— START —

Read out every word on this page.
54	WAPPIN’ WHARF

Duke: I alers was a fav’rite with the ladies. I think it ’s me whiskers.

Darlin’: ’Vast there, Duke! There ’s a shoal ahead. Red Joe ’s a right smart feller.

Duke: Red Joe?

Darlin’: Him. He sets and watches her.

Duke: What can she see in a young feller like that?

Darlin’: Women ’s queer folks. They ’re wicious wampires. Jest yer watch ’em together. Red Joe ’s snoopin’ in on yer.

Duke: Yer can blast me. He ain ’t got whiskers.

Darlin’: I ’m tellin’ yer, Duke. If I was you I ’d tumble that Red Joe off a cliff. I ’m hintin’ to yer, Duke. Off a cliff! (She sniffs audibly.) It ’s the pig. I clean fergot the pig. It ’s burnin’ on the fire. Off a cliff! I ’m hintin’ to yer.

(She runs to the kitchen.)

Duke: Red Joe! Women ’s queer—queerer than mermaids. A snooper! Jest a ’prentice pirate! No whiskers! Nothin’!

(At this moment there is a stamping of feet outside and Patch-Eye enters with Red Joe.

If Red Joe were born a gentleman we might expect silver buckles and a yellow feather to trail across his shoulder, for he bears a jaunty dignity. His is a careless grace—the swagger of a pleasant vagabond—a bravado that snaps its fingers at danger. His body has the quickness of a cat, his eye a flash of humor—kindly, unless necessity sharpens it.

— END —

◆ **WRITTEN INSTRUCTION**
Above are some records. Print them all exactly.

◆ **RESULT OF THIS EXERCISE**
Read out every word on this page.
54	WAPPIN’ WHARF

Duke: I alers was a fav’rite with the ladies. I think it ’s me whiskers.

Darlin’: ’Vast there, Duke! There ’s a shoal ahead. Red Joe ’s a right smart feller.

Duke: Red Joe?

Darlin’: Him. He sets and watches her.

Duke: What can she see in a young feller like that?

Darlin’: Women ’s queer folks. They ’re wicious wampires. Jest yer watch ’em together. Red Joe ’s snoopin’ in on yer.

Duke: Yer can blast me. He ain ’t got whiskers.

Darlin’: I ’m tellin’ yer, Duke. If I was you I ’d tumble that Red Joe off a cliff. I ’m hintin’ to yer, Duke. Off a cliff! (She sniffs audibly.) It ’s the pig. I clean fergot the pig. It ’s burnin’ on the fire. Off a cliff! I ’m hintin’ to yer.

(She runs to the kitchen.)

Duke: Red Joe! Women ’s queer—queerer than mermaids. A snooper! Jest a ’prentice pirate! No whiskers! Nothin’!

(At this moment there is a stamping of feet outside and Patch-Eye enters with Red Joe.

If Red Joe were born a gentleman we might expect silver buckles and a yellow feather to trail across his shoulder, for he bears a jaunty dignity. His is a careless grace—the swagger of a pleasant vagabond—a bravado that snaps its fingers at danger. His body has the quickness of a cat, his eye a flash of humor—kindly, unless necessity sharpens it.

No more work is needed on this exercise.